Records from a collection
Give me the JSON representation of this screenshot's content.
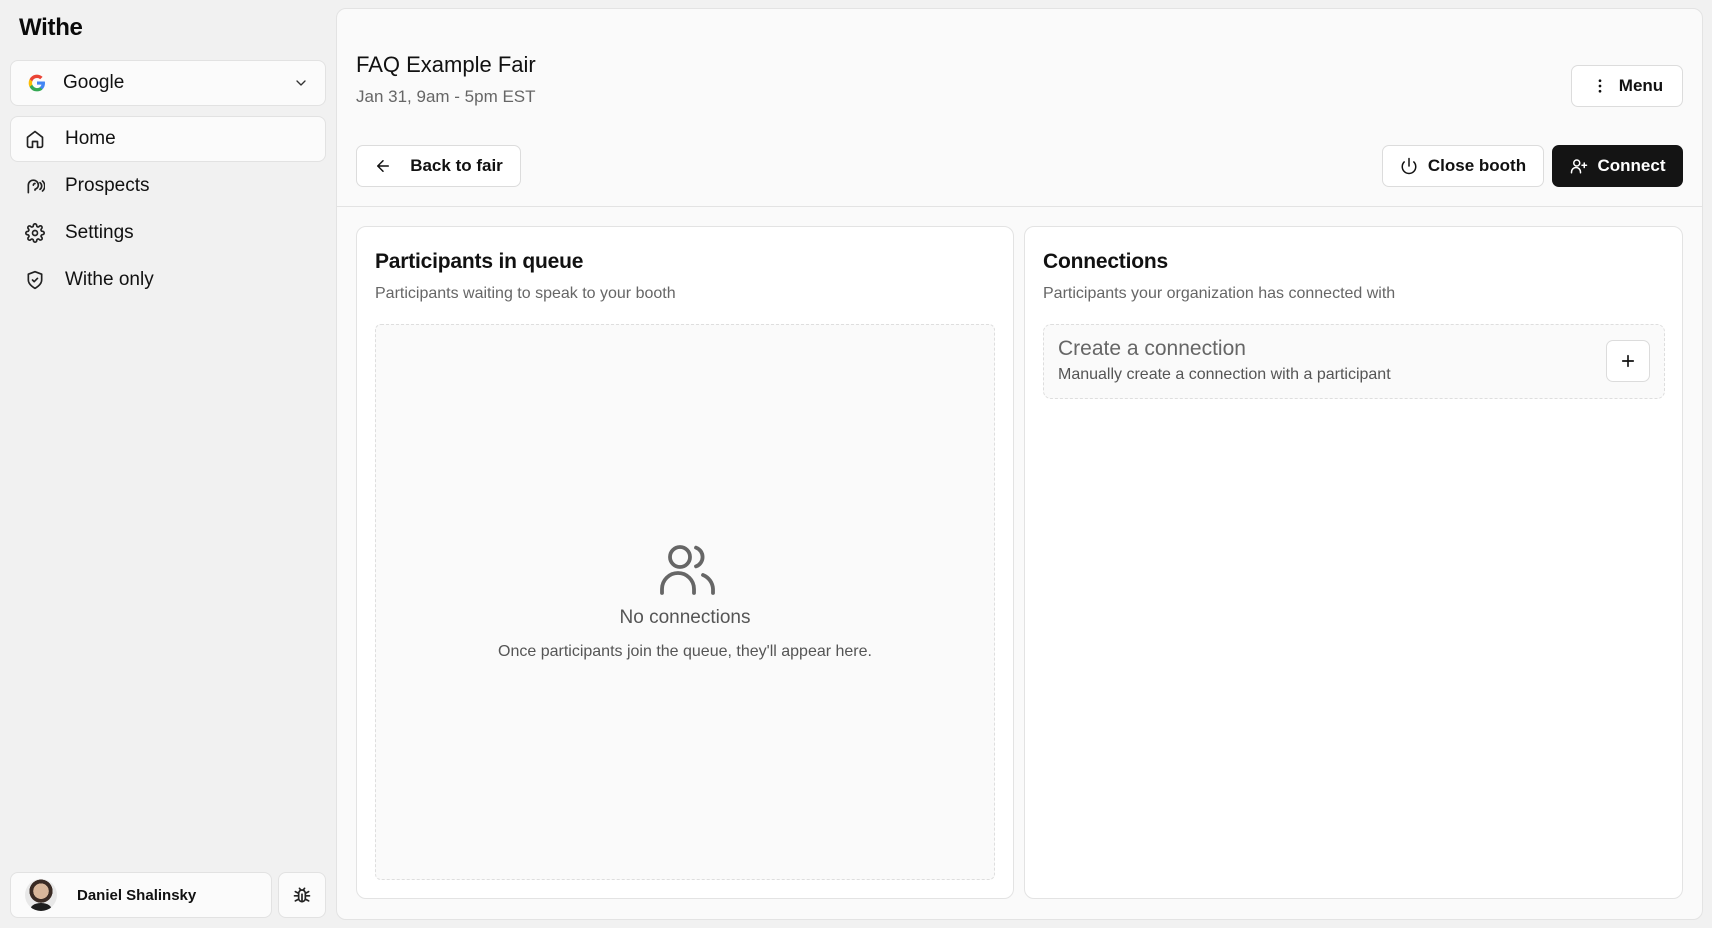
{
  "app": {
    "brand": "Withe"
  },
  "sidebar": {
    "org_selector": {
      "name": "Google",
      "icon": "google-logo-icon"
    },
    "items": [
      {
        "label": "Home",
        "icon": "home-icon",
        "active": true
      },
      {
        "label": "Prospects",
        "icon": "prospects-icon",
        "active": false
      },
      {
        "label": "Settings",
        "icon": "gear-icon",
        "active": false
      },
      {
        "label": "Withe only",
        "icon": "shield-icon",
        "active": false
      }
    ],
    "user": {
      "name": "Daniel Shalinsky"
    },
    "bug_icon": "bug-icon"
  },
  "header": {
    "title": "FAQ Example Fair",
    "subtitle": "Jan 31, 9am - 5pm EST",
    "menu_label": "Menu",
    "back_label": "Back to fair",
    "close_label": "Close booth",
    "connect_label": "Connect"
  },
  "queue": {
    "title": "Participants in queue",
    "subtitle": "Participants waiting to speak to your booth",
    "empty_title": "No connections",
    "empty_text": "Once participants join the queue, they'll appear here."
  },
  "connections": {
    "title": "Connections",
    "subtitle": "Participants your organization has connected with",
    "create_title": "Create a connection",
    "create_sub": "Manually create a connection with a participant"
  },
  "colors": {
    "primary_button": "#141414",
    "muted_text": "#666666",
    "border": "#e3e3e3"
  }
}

→ TASK BRIEF
Nothing in the entries above should change when they are printed again, except that the pictures are dropped.

→ WRITTEN SOLUTION
Give me the JSON representation of this screenshot's content.
{
  "app": {
    "brand": "Withe"
  },
  "sidebar": {
    "org_selector": {
      "name": "Google",
      "icon": "google-logo-icon"
    },
    "items": [
      {
        "label": "Home",
        "icon": "home-icon",
        "active": true
      },
      {
        "label": "Prospects",
        "icon": "prospects-icon",
        "active": false
      },
      {
        "label": "Settings",
        "icon": "gear-icon",
        "active": false
      },
      {
        "label": "Withe only",
        "icon": "shield-icon",
        "active": false
      }
    ],
    "user": {
      "name": "Daniel Shalinsky"
    },
    "bug_icon": "bug-icon"
  },
  "header": {
    "title": "FAQ Example Fair",
    "subtitle": "Jan 31, 9am - 5pm EST",
    "menu_label": "Menu",
    "back_label": "Back to fair",
    "close_label": "Close booth",
    "connect_label": "Connect"
  },
  "queue": {
    "title": "Participants in queue",
    "subtitle": "Participants waiting to speak to your booth",
    "empty_title": "No connections",
    "empty_text": "Once participants join the queue, they'll appear here."
  },
  "connections": {
    "title": "Connections",
    "subtitle": "Participants your organization has connected with",
    "create_title": "Create a connection",
    "create_sub": "Manually create a connection with a participant"
  },
  "colors": {
    "primary_button": "#141414",
    "muted_text": "#666666",
    "border": "#e3e3e3"
  }
}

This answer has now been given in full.